## Start Source data

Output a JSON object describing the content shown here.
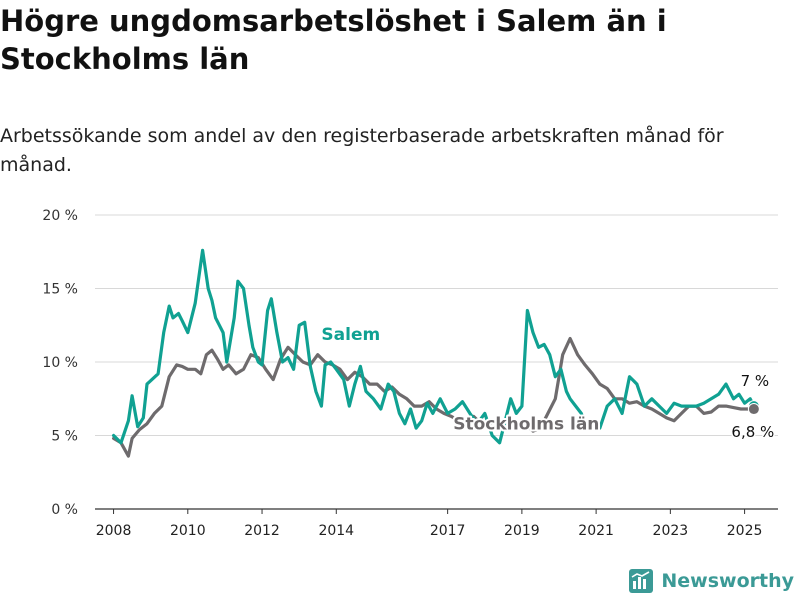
{
  "title": "Högre ungdomsarbetslöshet i Salem än i Stockholms län",
  "subtitle": "Arbetssökande som andel av den registerbaserade arbetskraften månad för månad.",
  "brand": {
    "name": "Newsworthy",
    "icon": "newsworthy-logo-icon"
  },
  "colors": {
    "salem": "#10a192",
    "stockholm": "#6e6b6d",
    "grid": "#d8d8d8",
    "axis": "#333333",
    "brand": "#3b9a96"
  },
  "chart_data": {
    "type": "line",
    "title": "Högre ungdomsarbetslöshet i Salem än i Stockholms län",
    "subtitle": "Arbetssökande som andel av den registerbaserade arbetskraften månad för månad.",
    "xlabel": "",
    "ylabel": "",
    "ylim": [
      0,
      20
    ],
    "xlim": [
      2007.5,
      2025.9
    ],
    "yticks": [
      0,
      5,
      10,
      15,
      20
    ],
    "ytick_labels": [
      "0 %",
      "5 %",
      "10 %",
      "15 %",
      "20 %"
    ],
    "xticks": [
      2008,
      2010,
      2012,
      2014,
      2017,
      2019,
      2021,
      2023,
      2025
    ],
    "xtick_labels": [
      "2008",
      "2010",
      "2012",
      "2014",
      "2017",
      "2019",
      "2021",
      "2023",
      "2025"
    ],
    "grid": "horizontal",
    "legend": "inline labels",
    "series": [
      {
        "name": "Salem",
        "label_x": 2013.6,
        "label_y": 11.5,
        "end_label": "7 %",
        "x": [
          2008.0,
          2008.2,
          2008.4,
          2008.5,
          2008.65,
          2008.8,
          2008.9,
          2009.2,
          2009.35,
          2009.5,
          2009.6,
          2009.75,
          2009.85,
          2010.0,
          2010.2,
          2010.4,
          2010.55,
          2010.65,
          2010.75,
          2010.85,
          2010.95,
          2011.05,
          2011.25,
          2011.35,
          2011.5,
          2011.65,
          2011.75,
          2011.9,
          2012.0,
          2012.15,
          2012.25,
          2012.4,
          2012.55,
          2012.7,
          2012.85,
          2013.0,
          2013.15,
          2013.3,
          2013.45,
          2013.6,
          2013.7,
          2013.85,
          2014.0,
          2014.2,
          2014.35,
          2014.5,
          2014.65,
          2014.8,
          2015.0,
          2015.2,
          2015.4,
          2015.55,
          2015.7,
          2015.85,
          2016.0,
          2016.15,
          2016.3,
          2016.45,
          2016.6,
          2016.8,
          2017.0,
          2017.2,
          2017.4,
          2017.6,
          2017.8,
          2018.0,
          2018.2,
          2018.4,
          2018.55,
          2018.7,
          2018.85,
          2019.0,
          2019.15,
          2019.3,
          2019.45,
          2019.6,
          2019.75,
          2019.9,
          2020.05,
          2020.2,
          2020.3,
          2020.45,
          2020.6,
          2020.75,
          2020.9,
          2021.1,
          2021.3,
          2021.5,
          2021.7,
          2021.9,
          2022.1,
          2022.3,
          2022.5,
          2022.7,
          2022.9,
          2023.1,
          2023.3,
          2023.5,
          2023.7,
          2023.9,
          2024.1,
          2024.3,
          2024.5,
          2024.7,
          2024.85,
          2025.0,
          2025.15,
          2025.25
        ],
        "values": [
          5.0,
          4.5,
          6.0,
          7.7,
          5.6,
          6.2,
          8.5,
          9.2,
          12.0,
          13.8,
          13.0,
          13.3,
          12.8,
          12.0,
          14.0,
          17.6,
          15.0,
          14.2,
          13.0,
          12.5,
          12.0,
          10.0,
          13.0,
          15.5,
          15.0,
          12.5,
          11.0,
          10.0,
          9.8,
          13.5,
          14.3,
          12.0,
          10.0,
          10.3,
          9.5,
          12.5,
          12.7,
          9.7,
          8.0,
          7.0,
          9.8,
          10.0,
          9.5,
          8.8,
          7.0,
          8.5,
          9.7,
          8.0,
          7.5,
          6.8,
          8.5,
          8.0,
          6.5,
          5.8,
          6.8,
          5.5,
          6.0,
          7.2,
          6.5,
          7.5,
          6.5,
          6.8,
          7.3,
          6.5,
          5.8,
          6.5,
          5.0,
          4.5,
          6.0,
          7.5,
          6.5,
          7.0,
          13.5,
          12.0,
          11.0,
          11.2,
          10.5,
          9.0,
          9.5,
          8.0,
          7.5,
          7.0,
          6.5,
          5.5,
          5.5,
          5.5,
          7.0,
          7.5,
          6.5,
          9.0,
          8.5,
          7.0,
          7.5,
          7.0,
          6.5,
          7.2,
          7.0,
          7.0,
          7.0,
          7.2,
          7.5,
          7.8,
          8.5,
          7.5,
          7.8,
          7.2,
          7.5,
          7.0
        ],
        "dot": true
      },
      {
        "name": "Stockholms län",
        "label_x": 2017.15,
        "label_y": 5.4,
        "end_label": "6,8 %",
        "x": [
          2008.0,
          2008.2,
          2008.4,
          2008.5,
          2008.7,
          2008.9,
          2009.1,
          2009.3,
          2009.5,
          2009.7,
          2009.85,
          2010.0,
          2010.2,
          2010.35,
          2010.5,
          2010.65,
          2010.8,
          2010.95,
          2011.1,
          2011.3,
          2011.5,
          2011.7,
          2011.9,
          2012.1,
          2012.3,
          2012.5,
          2012.7,
          2012.9,
          2013.1,
          2013.3,
          2013.5,
          2013.7,
          2013.9,
          2014.1,
          2014.3,
          2014.5,
          2014.7,
          2014.9,
          2015.1,
          2015.3,
          2015.5,
          2015.7,
          2015.9,
          2016.1,
          2016.3,
          2016.5,
          2016.7,
          2016.9,
          2017.1,
          2017.3,
          2017.5,
          2017.7,
          2017.9,
          2018.1,
          2018.3,
          2018.5,
          2018.7,
          2018.9,
          2019.1,
          2019.3,
          2019.5,
          2019.7,
          2019.9,
          2020.1,
          2020.3,
          2020.5,
          2020.7,
          2020.9,
          2021.1,
          2021.3,
          2021.5,
          2021.7,
          2021.9,
          2022.1,
          2022.3,
          2022.5,
          2022.7,
          2022.9,
          2023.1,
          2023.3,
          2023.5,
          2023.7,
          2023.9,
          2024.1,
          2024.3,
          2024.5,
          2024.7,
          2024.9,
          2025.1,
          2025.25
        ],
        "values": [
          4.8,
          4.5,
          3.6,
          4.8,
          5.4,
          5.8,
          6.5,
          7.0,
          9.0,
          9.8,
          9.7,
          9.5,
          9.5,
          9.2,
          10.5,
          10.8,
          10.2,
          9.5,
          9.8,
          9.2,
          9.5,
          10.5,
          10.3,
          9.5,
          8.8,
          10.2,
          11.0,
          10.5,
          10.0,
          9.8,
          10.5,
          10.0,
          9.8,
          9.5,
          8.8,
          9.3,
          9.0,
          8.5,
          8.5,
          8.0,
          8.3,
          7.8,
          7.5,
          7.0,
          7.0,
          7.3,
          6.8,
          6.5,
          6.3,
          6.0,
          6.0,
          6.3,
          5.8,
          5.8,
          6.0,
          6.0,
          5.7,
          5.6,
          5.8,
          5.3,
          5.5,
          6.5,
          7.5,
          10.5,
          11.6,
          10.5,
          9.8,
          9.2,
          8.5,
          8.2,
          7.5,
          7.5,
          7.2,
          7.3,
          7.0,
          6.8,
          6.5,
          6.2,
          6.0,
          6.5,
          7.0,
          7.0,
          6.5,
          6.6,
          7.0,
          7.0,
          6.9,
          6.8,
          6.8,
          6.8
        ],
        "dot": true
      }
    ]
  }
}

## End Source data

_Goal_. Lines containing the string "andel" are to be selected and copied.

_Task response_.
  "subtitle": "Arbetssökande som andel av den registerbaserade arbetskraften månad för månad.",
    "subtitle": "Arbetssökande som andel av den registerbaserade arbetskraften månad för månad.",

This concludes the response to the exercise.